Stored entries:
════════════════════

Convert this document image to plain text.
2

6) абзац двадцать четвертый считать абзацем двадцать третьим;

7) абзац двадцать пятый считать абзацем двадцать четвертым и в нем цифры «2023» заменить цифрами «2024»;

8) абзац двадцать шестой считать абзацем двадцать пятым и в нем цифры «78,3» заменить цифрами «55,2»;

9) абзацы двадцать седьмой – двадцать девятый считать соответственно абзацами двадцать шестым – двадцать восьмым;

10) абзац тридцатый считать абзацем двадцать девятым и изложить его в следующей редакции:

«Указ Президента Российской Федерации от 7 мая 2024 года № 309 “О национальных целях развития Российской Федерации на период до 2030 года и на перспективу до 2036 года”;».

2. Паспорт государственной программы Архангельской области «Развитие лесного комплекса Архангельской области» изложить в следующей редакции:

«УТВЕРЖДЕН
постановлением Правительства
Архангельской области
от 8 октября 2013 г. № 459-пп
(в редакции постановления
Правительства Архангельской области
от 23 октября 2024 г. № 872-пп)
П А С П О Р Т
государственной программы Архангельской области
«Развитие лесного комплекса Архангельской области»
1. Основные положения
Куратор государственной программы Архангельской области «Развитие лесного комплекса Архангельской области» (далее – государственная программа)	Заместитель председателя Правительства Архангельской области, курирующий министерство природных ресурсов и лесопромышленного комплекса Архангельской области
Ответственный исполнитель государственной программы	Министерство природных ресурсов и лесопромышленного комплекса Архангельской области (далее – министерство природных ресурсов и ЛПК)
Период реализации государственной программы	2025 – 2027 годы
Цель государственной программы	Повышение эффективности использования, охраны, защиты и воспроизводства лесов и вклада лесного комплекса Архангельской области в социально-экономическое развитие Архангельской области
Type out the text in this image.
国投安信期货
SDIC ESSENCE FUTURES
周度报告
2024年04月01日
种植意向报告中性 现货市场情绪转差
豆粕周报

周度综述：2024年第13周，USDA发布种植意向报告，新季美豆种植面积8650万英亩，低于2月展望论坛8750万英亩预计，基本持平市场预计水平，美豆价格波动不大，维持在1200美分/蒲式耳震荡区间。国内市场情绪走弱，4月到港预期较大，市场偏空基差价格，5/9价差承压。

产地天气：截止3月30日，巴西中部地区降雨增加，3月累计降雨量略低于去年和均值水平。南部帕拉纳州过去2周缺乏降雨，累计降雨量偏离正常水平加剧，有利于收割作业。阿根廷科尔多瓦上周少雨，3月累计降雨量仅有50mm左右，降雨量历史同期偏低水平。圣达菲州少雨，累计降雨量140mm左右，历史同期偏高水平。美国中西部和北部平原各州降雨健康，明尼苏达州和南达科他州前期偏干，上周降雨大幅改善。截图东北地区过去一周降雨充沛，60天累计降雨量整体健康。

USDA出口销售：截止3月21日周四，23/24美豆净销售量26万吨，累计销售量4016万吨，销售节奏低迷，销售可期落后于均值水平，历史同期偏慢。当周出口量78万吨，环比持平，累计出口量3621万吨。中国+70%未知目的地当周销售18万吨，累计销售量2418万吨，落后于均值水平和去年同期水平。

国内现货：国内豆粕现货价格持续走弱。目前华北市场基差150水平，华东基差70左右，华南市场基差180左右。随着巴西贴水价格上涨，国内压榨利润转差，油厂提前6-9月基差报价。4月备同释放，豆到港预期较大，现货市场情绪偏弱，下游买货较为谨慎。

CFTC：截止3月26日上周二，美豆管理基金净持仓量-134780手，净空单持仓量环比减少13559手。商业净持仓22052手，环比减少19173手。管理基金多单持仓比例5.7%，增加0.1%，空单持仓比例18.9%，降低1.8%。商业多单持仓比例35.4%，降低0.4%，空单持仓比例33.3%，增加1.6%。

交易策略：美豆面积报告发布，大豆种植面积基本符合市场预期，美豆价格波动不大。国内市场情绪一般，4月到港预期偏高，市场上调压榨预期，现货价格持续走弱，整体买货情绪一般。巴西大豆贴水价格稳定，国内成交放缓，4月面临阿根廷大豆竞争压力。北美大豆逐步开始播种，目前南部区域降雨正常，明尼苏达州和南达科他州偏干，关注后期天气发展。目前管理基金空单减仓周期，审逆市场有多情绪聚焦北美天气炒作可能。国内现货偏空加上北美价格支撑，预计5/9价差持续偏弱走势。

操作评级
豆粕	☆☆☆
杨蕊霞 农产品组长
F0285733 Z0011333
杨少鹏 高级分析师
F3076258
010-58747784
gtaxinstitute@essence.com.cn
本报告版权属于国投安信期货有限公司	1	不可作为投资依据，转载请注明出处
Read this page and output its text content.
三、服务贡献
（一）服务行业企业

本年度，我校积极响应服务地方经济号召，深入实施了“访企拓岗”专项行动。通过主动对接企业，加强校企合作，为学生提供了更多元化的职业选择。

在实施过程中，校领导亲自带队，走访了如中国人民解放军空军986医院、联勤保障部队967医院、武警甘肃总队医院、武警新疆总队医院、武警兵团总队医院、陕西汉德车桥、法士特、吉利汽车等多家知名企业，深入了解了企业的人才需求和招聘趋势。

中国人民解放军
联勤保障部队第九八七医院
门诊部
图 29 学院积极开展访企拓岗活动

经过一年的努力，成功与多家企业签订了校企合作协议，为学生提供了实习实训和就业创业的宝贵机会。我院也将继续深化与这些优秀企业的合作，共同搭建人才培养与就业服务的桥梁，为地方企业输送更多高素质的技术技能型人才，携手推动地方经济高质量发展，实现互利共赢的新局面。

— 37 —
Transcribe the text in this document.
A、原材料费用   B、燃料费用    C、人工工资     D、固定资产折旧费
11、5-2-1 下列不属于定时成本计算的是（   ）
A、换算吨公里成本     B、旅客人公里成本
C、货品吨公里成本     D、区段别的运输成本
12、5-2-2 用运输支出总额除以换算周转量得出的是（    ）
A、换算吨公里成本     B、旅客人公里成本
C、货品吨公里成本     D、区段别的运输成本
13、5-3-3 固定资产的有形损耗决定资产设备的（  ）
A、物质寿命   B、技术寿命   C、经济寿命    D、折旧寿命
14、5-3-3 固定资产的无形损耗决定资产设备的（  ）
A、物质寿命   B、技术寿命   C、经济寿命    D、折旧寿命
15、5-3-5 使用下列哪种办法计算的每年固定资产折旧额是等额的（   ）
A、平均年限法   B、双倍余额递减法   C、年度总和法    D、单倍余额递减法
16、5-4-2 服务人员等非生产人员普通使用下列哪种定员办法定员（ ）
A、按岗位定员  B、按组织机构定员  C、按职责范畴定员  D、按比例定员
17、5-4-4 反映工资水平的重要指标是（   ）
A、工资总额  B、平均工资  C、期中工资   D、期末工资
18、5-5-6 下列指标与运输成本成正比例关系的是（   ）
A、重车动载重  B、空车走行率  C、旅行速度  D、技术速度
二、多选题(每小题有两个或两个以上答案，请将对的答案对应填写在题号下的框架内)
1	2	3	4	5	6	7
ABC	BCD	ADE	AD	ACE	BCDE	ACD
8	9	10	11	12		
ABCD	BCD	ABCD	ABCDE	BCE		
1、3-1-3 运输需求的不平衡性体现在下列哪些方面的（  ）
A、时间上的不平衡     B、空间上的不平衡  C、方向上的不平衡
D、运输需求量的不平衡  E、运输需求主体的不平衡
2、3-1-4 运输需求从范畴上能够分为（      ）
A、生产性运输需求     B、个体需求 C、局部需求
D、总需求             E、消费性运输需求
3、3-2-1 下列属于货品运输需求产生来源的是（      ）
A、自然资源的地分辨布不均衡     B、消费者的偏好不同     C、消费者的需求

════════════════════

__GIVEN INSTRUCTION__.
Each record above should be repeated exactly as it appears.

__FINAL RESULT__.
Convert this document image to plain text.
2

6) абзац двадцать четвертый считать абзацем двадцать третьим;

7) абзац двадцать пятый считать абзацем двадцать четвертым и в нем цифры «2023» заменить цифрами «2024»;

8) абзац двадцать шестой считать абзацем двадцать пятым и в нем цифры «78,3» заменить цифрами «55,2»;

9) абзацы двадцать седьмой – двадцать девятый считать соответственно абзацами двадцать шестым – двадцать восьмым;

10) абзац тридцатый считать абзацем двадцать девятым и изложить его в следующей редакции:

«Указ Президента Российской Федерации от 7 мая 2024 года № 309 “О национальных целях развития Российской Федерации на период до 2030 года и на перспективу до 2036 года”;».

2. Паспорт государственной программы Архангельской области «Развитие лесного комплекса Архангельской области» изложить в следующей редакции:

«УТВЕРЖДЕН
постановлением Правительства
Архангельской области
от 8 октября 2013 г. № 459-пп
(в редакции постановления
Правительства Архангельской области
от 23 октября 2024 г. № 872-пп)
П А С П О Р Т
государственной программы Архангельской области
«Развитие лесного комплекса Архангельской области»
1. Основные положения
Куратор государственной программы Архангельской области «Развитие лесного комплекса Архангельской области» (далее – государственная программа)	Заместитель председателя Правительства Архангельской области, курирующий министерство природных ресурсов и лесопромышленного комплекса Архангельской области
Ответственный исполнитель государственной программы	Министерство природных ресурсов и лесопромышленного комплекса Архангельской области (далее – министерство природных ресурсов и ЛПК)
Период реализации государственной программы	2025 – 2027 годы
Цель государственной программы	Повышение эффективности использования, охраны, защиты и воспроизводства лесов и вклада лесного комплекса Архангельской области в социально-экономическое развитие Архангельской области
Type out the text in this image.
国投安信期货
SDIC ESSENCE FUTURES
周度报告
2024年04月01日
种植意向报告中性 现货市场情绪转差
豆粕周报

周度综述：2024年第13周，USDA发布种植意向报告，新季美豆种植面积8650万英亩，低于2月展望论坛8750万英亩预计，基本持平市场预计水平，美豆价格波动不大，维持在1200美分/蒲式耳震荡区间。国内市场情绪走弱，4月到港预期较大，市场偏空基差价格，5/9价差承压。

产地天气：截止3月30日，巴西中部地区降雨增加，3月累计降雨量略低于去年和均值水平。南部帕拉纳州过去2周缺乏降雨，累计降雨量偏离正常水平加剧，有利于收割作业。阿根廷科尔多瓦上周少雨，3月累计降雨量仅有50mm左右，降雨量历史同期偏低水平。圣达菲州少雨，累计降雨量140mm左右，历史同期偏高水平。美国中西部和北部平原各州降雨健康，明尼苏达州和南达科他州前期偏干，上周降雨大幅改善。截图东北地区过去一周降雨充沛，60天累计降雨量整体健康。

USDA出口销售：截止3月21日周四，23/24美豆净销售量26万吨，累计销售量4016万吨，销售节奏低迷，销售可期落后于均值水平，历史同期偏慢。当周出口量78万吨，环比持平，累计出口量3621万吨。中国+70%未知目的地当周销售18万吨，累计销售量2418万吨，落后于均值水平和去年同期水平。

国内现货：国内豆粕现货价格持续走弱。目前华北市场基差150水平，华东基差70左右，华南市场基差180左右。随着巴西贴水价格上涨，国内压榨利润转差，油厂提前6-9月基差报价。4月备同释放，豆到港预期较大，现货市场情绪偏弱，下游买货较为谨慎。

CFTC：截止3月26日上周二，美豆管理基金净持仓量-134780手，净空单持仓量环比减少13559手。商业净持仓22052手，环比减少19173手。管理基金多单持仓比例5.7%，增加0.1%，空单持仓比例18.9%，降低1.8%。商业多单持仓比例35.4%，降低0.4%，空单持仓比例33.3%，增加1.6%。

交易策略：美豆面积报告发布，大豆种植面积基本符合市场预期，美豆价格波动不大。国内市场情绪一般，4月到港预期偏高，市场上调压榨预期，现货价格持续走弱，整体买货情绪一般。巴西大豆贴水价格稳定，国内成交放缓，4月面临阿根廷大豆竞争压力。北美大豆逐步开始播种，目前南部区域降雨正常，明尼苏达州和南达科他州偏干，关注后期天气发展。目前管理基金空单减仓周期，审逆市场有多情绪聚焦北美天气炒作可能。国内现货偏空加上北美价格支撑，预计5/9价差持续偏弱走势。

操作评级
豆粕	☆☆☆
杨蕊霞 农产品组长
F0285733 Z0011333
杨少鹏 高级分析师
F3076258
010-58747784
gtaxinstitute@essence.com.cn
本报告版权属于国投安信期货有限公司	1	不可作为投资依据，转载请注明出处
Read this page and output its text content.
三、服务贡献
（一）服务行业企业

本年度，我校积极响应服务地方经济号召，深入实施了“访企拓岗”专项行动。通过主动对接企业，加强校企合作，为学生提供了更多元化的职业选择。

在实施过程中，校领导亲自带队，走访了如中国人民解放军空军986医院、联勤保障部队967医院、武警甘肃总队医院、武警新疆总队医院、武警兵团总队医院、陕西汉德车桥、法士特、吉利汽车等多家知名企业，深入了解了企业的人才需求和招聘趋势。

中国人民解放军
联勤保障部队第九八七医院
门诊部
图 29 学院积极开展访企拓岗活动

经过一年的努力，成功与多家企业签订了校企合作协议，为学生提供了实习实训和就业创业的宝贵机会。我院也将继续深化与这些优秀企业的合作，共同搭建人才培养与就业服务的桥梁，为地方企业输送更多高素质的技术技能型人才，携手推动地方经济高质量发展，实现互利共赢的新局面。

— 37 —
Transcribe the text in this document.
A、原材料费用   B、燃料费用    C、人工工资     D、固定资产折旧费
11、5-2-1 下列不属于定时成本计算的是（   ）
A、换算吨公里成本     B、旅客人公里成本
C、货品吨公里成本     D、区段别的运输成本
12、5-2-2 用运输支出总额除以换算周转量得出的是（    ）
A、换算吨公里成本     B、旅客人公里成本
C、货品吨公里成本     D、区段别的运输成本
13、5-3-3 固定资产的有形损耗决定资产设备的（  ）
A、物质寿命   B、技术寿命   C、经济寿命    D、折旧寿命
14、5-3-3 固定资产的无形损耗决定资产设备的（  ）
A、物质寿命   B、技术寿命   C、经济寿命    D、折旧寿命
15、5-3-5 使用下列哪种办法计算的每年固定资产折旧额是等额的（   ）
A、平均年限法   B、双倍余额递减法   C、年度总和法    D、单倍余额递减法
16、5-4-2 服务人员等非生产人员普通使用下列哪种定员办法定员（ ）
A、按岗位定员  B、按组织机构定员  C、按职责范畴定员  D、按比例定员
17、5-4-4 反映工资水平的重要指标是（   ）
A、工资总额  B、平均工资  C、期中工资   D、期末工资
18、5-5-6 下列指标与运输成本成正比例关系的是（   ）
A、重车动载重  B、空车走行率  C、旅行速度  D、技术速度
二、多选题(每小题有两个或两个以上答案，请将对的答案对应填写在题号下的框架内)
1	2	3	4	5	6	7
ABC	BCD	ADE	AD	ACE	BCDE	ACD
8	9	10	11	12		
ABCD	BCD	ABCD	ABCDE	BCE		
1、3-1-3 运输需求的不平衡性体现在下列哪些方面的（  ）
A、时间上的不平衡     B、空间上的不平衡  C、方向上的不平衡
D、运输需求量的不平衡  E、运输需求主体的不平衡
2、3-1-4 运输需求从范畴上能够分为（      ）
A、生产性运输需求     B、个体需求 C、局部需求
D、总需求             E、消费性运输需求
3、3-2-1 下列属于货品运输需求产生来源的是（      ）
A、自然资源的地分辨布不均衡     B、消费者的偏好不同     C、消费者的需求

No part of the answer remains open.